Look through the lines below and state how many hold the word "saved". Write only the number.

* [Input records]:
........
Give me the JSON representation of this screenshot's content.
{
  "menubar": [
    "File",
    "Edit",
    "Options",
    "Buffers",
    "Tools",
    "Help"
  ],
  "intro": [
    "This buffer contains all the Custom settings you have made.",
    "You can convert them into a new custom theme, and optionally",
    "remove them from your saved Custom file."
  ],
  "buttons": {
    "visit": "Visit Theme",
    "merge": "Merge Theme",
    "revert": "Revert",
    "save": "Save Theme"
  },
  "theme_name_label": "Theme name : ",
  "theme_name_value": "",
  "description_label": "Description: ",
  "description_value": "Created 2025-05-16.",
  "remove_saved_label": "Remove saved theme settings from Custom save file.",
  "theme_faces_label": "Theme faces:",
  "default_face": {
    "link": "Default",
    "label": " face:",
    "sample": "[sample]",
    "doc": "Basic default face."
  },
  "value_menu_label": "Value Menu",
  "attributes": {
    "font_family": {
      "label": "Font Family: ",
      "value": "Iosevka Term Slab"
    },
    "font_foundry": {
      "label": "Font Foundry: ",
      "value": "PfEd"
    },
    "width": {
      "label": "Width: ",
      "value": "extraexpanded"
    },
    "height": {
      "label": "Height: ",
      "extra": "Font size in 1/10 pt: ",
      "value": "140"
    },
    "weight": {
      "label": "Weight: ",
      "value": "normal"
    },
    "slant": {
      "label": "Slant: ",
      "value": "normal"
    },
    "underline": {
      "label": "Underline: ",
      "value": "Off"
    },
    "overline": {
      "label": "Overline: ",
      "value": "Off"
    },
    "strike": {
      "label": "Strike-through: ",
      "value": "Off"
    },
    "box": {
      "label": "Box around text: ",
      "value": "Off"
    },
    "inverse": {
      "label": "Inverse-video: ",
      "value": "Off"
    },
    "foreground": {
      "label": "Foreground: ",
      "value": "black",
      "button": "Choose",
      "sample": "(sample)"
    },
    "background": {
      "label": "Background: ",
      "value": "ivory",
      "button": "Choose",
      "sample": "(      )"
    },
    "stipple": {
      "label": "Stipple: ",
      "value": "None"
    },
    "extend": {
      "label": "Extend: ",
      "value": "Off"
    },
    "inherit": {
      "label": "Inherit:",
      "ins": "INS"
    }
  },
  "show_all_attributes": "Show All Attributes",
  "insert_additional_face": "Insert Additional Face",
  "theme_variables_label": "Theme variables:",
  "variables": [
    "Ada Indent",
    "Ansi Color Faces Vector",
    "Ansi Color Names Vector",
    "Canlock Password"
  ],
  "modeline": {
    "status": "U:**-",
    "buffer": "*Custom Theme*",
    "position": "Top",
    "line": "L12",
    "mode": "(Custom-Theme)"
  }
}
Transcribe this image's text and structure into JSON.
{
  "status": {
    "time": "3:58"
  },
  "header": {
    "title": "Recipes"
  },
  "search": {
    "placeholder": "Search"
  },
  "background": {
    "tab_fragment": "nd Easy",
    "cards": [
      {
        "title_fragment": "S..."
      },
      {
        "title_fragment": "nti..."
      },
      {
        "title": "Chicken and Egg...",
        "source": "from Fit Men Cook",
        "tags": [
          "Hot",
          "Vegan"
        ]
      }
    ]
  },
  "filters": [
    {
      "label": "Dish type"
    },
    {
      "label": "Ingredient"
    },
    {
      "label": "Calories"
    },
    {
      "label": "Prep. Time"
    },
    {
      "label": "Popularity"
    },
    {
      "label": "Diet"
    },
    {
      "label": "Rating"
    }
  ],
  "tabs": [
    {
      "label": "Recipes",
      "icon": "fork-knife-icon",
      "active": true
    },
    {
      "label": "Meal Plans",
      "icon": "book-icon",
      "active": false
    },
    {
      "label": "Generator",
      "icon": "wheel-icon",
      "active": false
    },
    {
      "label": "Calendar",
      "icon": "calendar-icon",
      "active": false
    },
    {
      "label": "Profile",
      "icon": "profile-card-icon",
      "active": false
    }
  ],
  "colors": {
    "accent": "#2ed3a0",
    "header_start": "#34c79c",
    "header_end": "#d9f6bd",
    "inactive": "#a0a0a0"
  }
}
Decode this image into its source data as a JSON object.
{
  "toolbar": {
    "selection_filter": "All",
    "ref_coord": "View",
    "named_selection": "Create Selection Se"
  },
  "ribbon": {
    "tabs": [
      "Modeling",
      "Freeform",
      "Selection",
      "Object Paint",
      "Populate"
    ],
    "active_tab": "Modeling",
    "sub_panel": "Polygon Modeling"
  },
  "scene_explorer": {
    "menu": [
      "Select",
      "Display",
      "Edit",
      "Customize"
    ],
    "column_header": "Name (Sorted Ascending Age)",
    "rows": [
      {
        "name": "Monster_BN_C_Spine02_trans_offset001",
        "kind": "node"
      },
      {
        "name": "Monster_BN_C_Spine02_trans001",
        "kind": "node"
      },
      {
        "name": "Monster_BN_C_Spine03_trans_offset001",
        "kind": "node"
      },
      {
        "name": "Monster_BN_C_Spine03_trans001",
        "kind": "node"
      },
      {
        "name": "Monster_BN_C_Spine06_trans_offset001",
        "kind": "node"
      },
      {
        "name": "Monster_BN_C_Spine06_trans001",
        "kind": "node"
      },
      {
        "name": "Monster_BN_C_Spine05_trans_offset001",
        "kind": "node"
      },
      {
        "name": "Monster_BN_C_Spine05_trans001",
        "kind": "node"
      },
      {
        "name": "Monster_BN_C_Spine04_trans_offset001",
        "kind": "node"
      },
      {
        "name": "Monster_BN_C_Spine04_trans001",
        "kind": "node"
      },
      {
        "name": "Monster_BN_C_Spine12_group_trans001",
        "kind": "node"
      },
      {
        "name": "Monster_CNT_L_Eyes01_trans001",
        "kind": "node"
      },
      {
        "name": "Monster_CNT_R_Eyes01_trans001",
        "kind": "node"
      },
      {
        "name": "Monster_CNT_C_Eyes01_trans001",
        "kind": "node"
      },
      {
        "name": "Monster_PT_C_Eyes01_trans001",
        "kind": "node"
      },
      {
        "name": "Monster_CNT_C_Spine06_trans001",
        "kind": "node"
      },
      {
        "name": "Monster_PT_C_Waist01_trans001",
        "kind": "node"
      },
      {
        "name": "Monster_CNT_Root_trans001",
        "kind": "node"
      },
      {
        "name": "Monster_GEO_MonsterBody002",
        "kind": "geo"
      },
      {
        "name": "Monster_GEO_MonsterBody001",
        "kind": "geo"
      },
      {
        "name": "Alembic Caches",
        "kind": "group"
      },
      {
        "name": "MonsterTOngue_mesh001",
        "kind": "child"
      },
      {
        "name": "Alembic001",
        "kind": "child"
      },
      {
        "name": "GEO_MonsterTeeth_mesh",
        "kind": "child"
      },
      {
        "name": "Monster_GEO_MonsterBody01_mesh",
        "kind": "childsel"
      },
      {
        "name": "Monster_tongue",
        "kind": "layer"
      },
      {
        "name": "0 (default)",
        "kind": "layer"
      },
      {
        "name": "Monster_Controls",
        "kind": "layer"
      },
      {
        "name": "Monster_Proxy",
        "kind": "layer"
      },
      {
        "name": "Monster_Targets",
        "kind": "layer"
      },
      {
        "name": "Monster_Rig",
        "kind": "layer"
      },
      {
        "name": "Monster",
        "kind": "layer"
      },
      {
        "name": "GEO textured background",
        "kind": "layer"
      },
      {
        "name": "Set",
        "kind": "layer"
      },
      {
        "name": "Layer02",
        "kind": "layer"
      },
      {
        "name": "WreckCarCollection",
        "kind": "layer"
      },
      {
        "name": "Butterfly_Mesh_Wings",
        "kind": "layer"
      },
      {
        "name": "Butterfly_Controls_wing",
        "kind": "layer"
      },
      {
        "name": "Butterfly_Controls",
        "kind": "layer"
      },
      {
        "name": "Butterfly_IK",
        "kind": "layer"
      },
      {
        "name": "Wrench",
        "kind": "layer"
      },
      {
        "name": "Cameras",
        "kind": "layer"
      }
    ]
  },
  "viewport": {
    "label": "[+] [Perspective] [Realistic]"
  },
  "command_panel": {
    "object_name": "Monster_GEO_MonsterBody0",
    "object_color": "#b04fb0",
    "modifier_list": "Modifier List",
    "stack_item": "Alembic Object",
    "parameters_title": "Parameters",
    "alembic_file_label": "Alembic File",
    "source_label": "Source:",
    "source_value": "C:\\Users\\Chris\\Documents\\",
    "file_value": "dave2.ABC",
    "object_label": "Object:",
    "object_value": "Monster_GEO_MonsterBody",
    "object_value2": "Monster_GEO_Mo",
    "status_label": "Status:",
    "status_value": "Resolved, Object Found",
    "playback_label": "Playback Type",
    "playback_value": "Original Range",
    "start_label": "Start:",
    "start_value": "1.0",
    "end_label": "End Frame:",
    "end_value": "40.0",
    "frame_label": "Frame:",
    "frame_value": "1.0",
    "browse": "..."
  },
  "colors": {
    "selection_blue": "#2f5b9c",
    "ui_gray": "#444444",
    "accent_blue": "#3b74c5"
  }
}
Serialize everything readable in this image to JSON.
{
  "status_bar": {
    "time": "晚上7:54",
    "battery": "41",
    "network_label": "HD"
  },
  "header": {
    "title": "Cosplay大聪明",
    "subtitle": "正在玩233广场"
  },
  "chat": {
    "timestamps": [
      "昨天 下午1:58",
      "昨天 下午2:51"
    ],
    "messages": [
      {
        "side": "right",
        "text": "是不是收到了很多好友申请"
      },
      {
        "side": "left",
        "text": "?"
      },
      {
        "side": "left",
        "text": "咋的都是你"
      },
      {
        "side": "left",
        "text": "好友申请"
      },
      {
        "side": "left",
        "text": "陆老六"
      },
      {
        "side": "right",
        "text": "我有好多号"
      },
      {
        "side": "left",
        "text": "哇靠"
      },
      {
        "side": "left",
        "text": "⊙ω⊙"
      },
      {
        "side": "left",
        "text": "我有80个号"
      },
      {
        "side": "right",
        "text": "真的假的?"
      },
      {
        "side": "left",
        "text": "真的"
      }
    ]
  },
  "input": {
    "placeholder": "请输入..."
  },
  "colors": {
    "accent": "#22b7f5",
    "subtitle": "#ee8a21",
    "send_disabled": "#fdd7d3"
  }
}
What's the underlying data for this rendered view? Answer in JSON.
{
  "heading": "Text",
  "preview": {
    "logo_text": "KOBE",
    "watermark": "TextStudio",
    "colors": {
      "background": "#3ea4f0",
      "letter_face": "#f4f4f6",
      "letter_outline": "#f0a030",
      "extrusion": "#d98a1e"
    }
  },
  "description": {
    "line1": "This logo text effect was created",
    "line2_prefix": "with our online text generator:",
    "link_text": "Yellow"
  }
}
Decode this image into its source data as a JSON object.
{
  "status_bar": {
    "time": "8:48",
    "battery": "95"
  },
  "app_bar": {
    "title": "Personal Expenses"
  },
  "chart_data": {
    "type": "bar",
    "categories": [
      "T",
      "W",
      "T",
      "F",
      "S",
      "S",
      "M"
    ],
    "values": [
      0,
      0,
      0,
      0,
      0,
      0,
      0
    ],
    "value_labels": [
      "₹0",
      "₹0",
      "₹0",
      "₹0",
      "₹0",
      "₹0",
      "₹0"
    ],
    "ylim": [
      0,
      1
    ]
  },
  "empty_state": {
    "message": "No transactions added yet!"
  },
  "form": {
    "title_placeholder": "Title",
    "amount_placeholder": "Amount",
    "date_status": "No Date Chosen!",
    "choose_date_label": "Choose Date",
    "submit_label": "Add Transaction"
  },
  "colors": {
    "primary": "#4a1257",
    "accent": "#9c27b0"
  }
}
........
* [Output]: 2